Work to do: Report each line of the data that has "Файл" somewhere in it.

+-------+

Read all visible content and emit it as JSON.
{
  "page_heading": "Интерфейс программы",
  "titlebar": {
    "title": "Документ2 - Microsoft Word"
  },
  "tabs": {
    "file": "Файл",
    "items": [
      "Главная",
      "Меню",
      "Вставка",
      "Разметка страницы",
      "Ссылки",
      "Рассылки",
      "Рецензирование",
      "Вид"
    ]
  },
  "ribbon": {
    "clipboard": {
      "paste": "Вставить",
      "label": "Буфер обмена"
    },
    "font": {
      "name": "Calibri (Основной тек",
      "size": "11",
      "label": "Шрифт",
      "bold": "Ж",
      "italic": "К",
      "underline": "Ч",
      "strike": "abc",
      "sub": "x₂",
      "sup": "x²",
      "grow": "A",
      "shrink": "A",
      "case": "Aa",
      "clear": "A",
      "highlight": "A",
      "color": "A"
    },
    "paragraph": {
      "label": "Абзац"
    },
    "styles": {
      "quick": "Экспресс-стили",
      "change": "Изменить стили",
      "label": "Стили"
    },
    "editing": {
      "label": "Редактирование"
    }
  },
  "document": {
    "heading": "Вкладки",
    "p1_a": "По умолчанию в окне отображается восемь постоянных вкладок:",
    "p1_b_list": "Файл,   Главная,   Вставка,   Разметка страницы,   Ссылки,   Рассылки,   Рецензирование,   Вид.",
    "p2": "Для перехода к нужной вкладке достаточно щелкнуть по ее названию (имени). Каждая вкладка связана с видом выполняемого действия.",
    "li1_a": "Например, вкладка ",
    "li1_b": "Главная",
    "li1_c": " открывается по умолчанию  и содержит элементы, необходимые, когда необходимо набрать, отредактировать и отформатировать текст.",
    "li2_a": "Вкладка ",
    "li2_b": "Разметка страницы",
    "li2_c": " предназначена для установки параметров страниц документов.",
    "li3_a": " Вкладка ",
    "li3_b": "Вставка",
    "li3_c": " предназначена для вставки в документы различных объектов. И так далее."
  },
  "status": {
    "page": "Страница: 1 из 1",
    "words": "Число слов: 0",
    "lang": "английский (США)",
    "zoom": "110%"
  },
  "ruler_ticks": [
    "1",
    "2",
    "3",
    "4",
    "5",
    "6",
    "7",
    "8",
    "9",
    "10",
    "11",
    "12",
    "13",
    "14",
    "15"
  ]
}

+-------+

Task output:
    "file": "Файл",
    "p1_b_list": "Файл,   Главная,   Вставка,   Разметка страницы,   Ссылки,   Рассылки,   Рецензирование,   Вид.",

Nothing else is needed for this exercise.